__Entries__.
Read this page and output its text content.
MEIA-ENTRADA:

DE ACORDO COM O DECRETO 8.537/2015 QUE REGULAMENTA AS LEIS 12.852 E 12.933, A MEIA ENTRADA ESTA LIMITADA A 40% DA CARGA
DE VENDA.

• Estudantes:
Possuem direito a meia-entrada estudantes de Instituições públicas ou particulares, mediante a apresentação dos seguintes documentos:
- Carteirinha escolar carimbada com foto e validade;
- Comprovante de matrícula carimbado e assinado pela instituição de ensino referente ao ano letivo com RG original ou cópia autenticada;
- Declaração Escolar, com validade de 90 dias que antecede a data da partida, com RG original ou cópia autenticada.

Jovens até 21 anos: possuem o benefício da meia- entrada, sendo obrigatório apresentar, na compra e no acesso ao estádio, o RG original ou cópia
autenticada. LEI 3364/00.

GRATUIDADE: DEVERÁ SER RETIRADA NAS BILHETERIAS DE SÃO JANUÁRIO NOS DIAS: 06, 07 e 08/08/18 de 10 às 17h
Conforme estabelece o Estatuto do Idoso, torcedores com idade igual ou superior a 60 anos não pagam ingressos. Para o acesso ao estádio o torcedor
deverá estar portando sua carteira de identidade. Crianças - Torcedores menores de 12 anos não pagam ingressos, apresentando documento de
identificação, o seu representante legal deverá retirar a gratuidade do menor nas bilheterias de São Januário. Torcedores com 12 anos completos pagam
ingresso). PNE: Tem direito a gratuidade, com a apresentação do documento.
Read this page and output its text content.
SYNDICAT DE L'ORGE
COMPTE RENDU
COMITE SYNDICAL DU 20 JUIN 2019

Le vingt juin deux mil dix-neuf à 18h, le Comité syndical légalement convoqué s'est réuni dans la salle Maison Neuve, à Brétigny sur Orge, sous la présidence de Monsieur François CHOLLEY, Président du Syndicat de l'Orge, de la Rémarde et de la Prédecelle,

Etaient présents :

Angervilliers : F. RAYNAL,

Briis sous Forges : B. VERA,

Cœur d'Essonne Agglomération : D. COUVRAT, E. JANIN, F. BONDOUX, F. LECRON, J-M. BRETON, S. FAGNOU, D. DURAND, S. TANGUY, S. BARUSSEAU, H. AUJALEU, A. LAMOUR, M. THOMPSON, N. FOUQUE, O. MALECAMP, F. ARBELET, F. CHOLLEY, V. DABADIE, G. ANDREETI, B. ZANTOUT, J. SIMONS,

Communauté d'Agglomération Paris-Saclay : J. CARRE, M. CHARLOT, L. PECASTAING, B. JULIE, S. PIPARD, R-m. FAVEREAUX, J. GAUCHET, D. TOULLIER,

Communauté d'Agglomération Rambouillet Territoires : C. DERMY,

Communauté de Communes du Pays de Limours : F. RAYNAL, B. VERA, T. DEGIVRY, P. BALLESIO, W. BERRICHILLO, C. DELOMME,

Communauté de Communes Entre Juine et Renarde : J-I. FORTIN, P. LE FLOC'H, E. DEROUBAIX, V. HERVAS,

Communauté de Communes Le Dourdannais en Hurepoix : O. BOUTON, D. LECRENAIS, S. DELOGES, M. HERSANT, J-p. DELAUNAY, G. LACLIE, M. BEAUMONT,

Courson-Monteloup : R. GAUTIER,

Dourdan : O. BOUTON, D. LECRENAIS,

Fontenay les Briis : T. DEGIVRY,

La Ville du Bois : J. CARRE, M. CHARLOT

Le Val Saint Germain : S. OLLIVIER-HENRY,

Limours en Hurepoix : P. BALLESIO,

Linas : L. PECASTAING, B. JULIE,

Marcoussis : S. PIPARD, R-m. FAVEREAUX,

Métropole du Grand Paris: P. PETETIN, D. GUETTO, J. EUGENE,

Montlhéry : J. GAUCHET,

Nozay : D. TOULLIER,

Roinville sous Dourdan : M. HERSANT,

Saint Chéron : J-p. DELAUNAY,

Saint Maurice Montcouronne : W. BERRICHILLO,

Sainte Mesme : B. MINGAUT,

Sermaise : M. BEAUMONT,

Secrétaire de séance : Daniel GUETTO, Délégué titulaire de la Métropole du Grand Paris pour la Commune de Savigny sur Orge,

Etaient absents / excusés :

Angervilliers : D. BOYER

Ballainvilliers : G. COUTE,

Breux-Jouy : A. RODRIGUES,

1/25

__Prompt__.
From the entries above, list each line with "CHARLOT" in it.

__Expected answer__.
Communauté d'Agglomération Paris-Saclay : J. CARRE, M. CHARLOT, L. PECASTAING, B. JULIE, S. PIPARD, R-m. FAVEREAUX, J. GAUCHET, D. TOULLIER,
La Ville du Bois : J. CARRE, M. CHARLOT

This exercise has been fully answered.